GIVEN PROBLEM: Provide a single number: the count of lines containing the string "branches".

[Begin]

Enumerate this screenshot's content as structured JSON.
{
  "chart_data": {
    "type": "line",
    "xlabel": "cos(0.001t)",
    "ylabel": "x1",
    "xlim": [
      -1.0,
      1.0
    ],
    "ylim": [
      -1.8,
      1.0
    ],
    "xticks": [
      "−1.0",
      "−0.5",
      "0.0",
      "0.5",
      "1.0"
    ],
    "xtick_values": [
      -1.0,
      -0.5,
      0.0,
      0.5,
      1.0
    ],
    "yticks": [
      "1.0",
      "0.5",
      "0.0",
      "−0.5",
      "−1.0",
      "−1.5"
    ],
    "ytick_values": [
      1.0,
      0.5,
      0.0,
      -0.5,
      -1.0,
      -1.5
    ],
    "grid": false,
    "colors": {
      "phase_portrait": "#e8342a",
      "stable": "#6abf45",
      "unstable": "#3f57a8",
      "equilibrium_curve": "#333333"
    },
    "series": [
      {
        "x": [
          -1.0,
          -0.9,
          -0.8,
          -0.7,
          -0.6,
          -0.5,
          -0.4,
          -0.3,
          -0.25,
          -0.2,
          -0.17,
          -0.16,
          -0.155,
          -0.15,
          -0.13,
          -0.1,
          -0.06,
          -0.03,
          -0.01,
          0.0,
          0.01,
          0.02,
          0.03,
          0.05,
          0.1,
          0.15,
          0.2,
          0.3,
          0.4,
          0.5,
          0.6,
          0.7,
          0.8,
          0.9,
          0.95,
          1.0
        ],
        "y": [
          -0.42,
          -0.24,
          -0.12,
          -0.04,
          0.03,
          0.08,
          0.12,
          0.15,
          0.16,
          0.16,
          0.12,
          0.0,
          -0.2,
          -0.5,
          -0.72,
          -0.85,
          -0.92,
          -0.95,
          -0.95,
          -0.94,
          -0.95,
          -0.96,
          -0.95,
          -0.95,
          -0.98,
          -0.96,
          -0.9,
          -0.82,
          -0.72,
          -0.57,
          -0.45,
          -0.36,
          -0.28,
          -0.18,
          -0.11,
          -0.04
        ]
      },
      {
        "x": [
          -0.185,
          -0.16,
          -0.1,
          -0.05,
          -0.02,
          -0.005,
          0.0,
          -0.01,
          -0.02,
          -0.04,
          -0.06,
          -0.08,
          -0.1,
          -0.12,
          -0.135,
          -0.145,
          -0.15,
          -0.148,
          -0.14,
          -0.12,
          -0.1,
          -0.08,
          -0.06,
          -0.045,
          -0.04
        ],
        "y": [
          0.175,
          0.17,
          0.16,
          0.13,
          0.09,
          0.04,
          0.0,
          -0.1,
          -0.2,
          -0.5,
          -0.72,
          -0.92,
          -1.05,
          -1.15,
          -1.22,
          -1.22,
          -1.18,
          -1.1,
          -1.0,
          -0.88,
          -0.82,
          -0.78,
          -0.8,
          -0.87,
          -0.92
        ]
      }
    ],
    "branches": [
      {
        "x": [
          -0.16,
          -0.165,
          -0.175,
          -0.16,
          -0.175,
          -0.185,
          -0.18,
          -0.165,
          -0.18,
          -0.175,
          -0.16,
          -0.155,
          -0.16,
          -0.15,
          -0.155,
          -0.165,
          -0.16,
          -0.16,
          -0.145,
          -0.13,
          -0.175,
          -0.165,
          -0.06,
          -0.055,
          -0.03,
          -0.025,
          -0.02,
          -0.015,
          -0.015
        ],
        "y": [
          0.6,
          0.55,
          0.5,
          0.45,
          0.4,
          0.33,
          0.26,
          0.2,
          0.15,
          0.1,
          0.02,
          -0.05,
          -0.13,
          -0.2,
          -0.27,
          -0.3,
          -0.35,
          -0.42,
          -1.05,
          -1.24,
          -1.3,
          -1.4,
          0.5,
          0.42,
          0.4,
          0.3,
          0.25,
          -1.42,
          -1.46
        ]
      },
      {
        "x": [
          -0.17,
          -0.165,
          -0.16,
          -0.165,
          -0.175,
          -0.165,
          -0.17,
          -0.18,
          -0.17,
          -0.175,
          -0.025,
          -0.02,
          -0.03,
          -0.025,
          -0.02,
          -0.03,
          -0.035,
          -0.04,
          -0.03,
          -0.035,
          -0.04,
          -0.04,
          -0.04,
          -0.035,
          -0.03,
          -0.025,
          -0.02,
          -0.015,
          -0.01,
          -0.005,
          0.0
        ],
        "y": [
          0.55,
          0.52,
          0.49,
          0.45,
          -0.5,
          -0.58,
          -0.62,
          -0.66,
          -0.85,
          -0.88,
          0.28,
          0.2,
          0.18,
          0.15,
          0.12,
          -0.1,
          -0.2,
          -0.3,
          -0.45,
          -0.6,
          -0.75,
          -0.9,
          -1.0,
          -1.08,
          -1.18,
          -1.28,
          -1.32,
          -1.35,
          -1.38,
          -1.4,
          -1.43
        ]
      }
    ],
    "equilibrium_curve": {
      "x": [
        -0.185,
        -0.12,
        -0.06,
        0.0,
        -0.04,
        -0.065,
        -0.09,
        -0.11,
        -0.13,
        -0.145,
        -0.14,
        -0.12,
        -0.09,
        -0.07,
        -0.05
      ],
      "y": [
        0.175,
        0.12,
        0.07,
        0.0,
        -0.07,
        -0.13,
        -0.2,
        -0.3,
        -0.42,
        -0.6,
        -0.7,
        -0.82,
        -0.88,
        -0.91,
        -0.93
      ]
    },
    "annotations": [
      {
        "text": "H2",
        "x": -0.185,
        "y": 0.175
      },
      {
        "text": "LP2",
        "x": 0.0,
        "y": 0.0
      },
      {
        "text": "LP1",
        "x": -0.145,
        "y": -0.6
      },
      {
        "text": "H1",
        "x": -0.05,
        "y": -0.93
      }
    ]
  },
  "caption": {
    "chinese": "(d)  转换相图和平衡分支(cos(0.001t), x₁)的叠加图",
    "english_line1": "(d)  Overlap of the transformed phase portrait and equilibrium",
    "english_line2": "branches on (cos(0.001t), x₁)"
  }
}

[End]

EXERCISE ANSWER: 2